━━━━━ Data supplied ━━━━━

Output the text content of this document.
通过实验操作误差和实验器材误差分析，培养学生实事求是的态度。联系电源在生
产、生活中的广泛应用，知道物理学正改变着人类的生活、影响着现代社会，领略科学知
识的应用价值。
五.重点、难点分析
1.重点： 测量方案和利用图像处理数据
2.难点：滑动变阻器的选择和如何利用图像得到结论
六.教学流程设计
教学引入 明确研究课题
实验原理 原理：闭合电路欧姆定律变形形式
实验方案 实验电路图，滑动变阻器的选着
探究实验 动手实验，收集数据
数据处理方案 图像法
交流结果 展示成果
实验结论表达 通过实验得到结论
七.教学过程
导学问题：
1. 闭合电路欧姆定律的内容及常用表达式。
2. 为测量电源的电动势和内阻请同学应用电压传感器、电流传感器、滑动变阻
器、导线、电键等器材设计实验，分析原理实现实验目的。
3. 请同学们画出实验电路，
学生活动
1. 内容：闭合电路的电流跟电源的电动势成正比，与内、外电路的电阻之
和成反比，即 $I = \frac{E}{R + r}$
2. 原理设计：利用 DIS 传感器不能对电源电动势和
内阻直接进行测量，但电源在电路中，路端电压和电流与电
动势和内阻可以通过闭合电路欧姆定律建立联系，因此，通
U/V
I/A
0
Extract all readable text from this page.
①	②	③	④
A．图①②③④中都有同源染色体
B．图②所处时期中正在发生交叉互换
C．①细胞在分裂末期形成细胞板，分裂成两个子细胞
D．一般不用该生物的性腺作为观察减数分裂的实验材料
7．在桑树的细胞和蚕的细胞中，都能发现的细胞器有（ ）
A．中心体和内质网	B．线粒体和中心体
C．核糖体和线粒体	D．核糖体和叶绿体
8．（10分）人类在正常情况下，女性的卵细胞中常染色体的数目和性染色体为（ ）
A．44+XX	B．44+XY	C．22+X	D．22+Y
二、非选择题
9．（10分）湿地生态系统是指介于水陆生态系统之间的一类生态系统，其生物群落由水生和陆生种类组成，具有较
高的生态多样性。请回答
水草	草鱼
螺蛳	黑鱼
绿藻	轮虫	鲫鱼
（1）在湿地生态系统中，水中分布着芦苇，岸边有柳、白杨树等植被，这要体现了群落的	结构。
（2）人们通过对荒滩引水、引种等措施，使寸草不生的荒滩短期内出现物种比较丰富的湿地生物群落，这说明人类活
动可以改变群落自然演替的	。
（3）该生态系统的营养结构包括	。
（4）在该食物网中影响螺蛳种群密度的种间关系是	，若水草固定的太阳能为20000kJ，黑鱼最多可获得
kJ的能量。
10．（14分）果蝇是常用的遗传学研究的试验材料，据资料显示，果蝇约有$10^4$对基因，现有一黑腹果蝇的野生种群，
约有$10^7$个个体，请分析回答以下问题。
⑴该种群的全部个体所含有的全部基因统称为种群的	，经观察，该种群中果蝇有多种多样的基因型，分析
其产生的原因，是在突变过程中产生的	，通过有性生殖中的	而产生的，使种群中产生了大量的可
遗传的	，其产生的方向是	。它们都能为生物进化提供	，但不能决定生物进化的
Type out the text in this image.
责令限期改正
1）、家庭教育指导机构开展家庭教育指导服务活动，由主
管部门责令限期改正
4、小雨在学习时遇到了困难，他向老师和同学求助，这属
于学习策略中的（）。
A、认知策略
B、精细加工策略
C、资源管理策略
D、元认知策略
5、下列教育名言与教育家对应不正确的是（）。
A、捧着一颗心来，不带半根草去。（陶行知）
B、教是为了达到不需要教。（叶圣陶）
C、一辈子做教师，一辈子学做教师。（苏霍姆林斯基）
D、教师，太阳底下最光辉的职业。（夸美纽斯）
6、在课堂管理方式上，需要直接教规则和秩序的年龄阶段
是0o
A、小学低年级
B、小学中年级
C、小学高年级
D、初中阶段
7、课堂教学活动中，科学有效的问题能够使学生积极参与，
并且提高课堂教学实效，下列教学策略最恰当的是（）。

━━━━━

*Set exercise*.
Retype the entries exactly, including every line.

*Correct output*.
Output the text content of this document.
通过实验操作误差和实验器材误差分析，培养学生实事求是的态度。联系电源在生
产、生活中的广泛应用，知道物理学正改变着人类的生活、影响着现代社会，领略科学知
识的应用价值。
五.重点、难点分析
1.重点： 测量方案和利用图像处理数据
2.难点：滑动变阻器的选择和如何利用图像得到结论
六.教学流程设计
教学引入 明确研究课题
实验原理 原理：闭合电路欧姆定律变形形式
实验方案 实验电路图，滑动变阻器的选着
探究实验 动手实验，收集数据
数据处理方案 图像法
交流结果 展示成果
实验结论表达 通过实验得到结论
七.教学过程
导学问题：
1. 闭合电路欧姆定律的内容及常用表达式。
2. 为测量电源的电动势和内阻请同学应用电压传感器、电流传感器、滑动变阻
器、导线、电键等器材设计实验，分析原理实现实验目的。
3. 请同学们画出实验电路，
学生活动
1. 内容：闭合电路的电流跟电源的电动势成正比，与内、外电路的电阻之
和成反比，即 $I = \frac{E}{R + r}$
2. 原理设计：利用 DIS 传感器不能对电源电动势和
内阻直接进行测量，但电源在电路中，路端电压和电流与电
动势和内阻可以通过闭合电路欧姆定律建立联系，因此，通
U/V
I/A
0
Extract all readable text from this page.
①	②	③	④
A．图①②③④中都有同源染色体
B．图②所处时期中正在发生交叉互换
C．①细胞在分裂末期形成细胞板，分裂成两个子细胞
D．一般不用该生物的性腺作为观察减数分裂的实验材料
7．在桑树的细胞和蚕的细胞中，都能发现的细胞器有（ ）
A．中心体和内质网	B．线粒体和中心体
C．核糖体和线粒体	D．核糖体和叶绿体
8．（10分）人类在正常情况下，女性的卵细胞中常染色体的数目和性染色体为（ ）
A．44+XX	B．44+XY	C．22+X	D．22+Y
二、非选择题
9．（10分）湿地生态系统是指介于水陆生态系统之间的一类生态系统，其生物群落由水生和陆生种类组成，具有较
高的生态多样性。请回答
水草	草鱼
螺蛳	黑鱼
绿藻	轮虫	鲫鱼
（1）在湿地生态系统中，水中分布着芦苇，岸边有柳、白杨树等植被，这要体现了群落的	结构。
（2）人们通过对荒滩引水、引种等措施，使寸草不生的荒滩短期内出现物种比较丰富的湿地生物群落，这说明人类活
动可以改变群落自然演替的	。
（3）该生态系统的营养结构包括	。
（4）在该食物网中影响螺蛳种群密度的种间关系是	，若水草固定的太阳能为20000kJ，黑鱼最多可获得
kJ的能量。
10．（14分）果蝇是常用的遗传学研究的试验材料，据资料显示，果蝇约有$10^4$对基因，现有一黑腹果蝇的野生种群，
约有$10^7$个个体，请分析回答以下问题。
⑴该种群的全部个体所含有的全部基因统称为种群的	，经观察，该种群中果蝇有多种多样的基因型，分析
其产生的原因，是在突变过程中产生的	，通过有性生殖中的	而产生的，使种群中产生了大量的可
遗传的	，其产生的方向是	。它们都能为生物进化提供	，但不能决定生物进化的
Type out the text in this image.
责令限期改正
1）、家庭教育指导机构开展家庭教育指导服务活动，由主
管部门责令限期改正
4、小雨在学习时遇到了困难，他向老师和同学求助，这属
于学习策略中的（）。
A、认知策略
B、精细加工策略
C、资源管理策略
D、元认知策略
5、下列教育名言与教育家对应不正确的是（）。
A、捧着一颗心来，不带半根草去。（陶行知）
B、教是为了达到不需要教。（叶圣陶）
C、一辈子做教师，一辈子学做教师。（苏霍姆林斯基）
D、教师，太阳底下最光辉的职业。（夸美纽斯）
6、在课堂管理方式上，需要直接教规则和秩序的年龄阶段
是0o
A、小学低年级
B、小学中年级
C、小学高年级
D、初中阶段
7、课堂教学活动中，科学有效的问题能够使学生积极参与，
并且提高课堂教学实效，下列教学策略最恰当的是（）。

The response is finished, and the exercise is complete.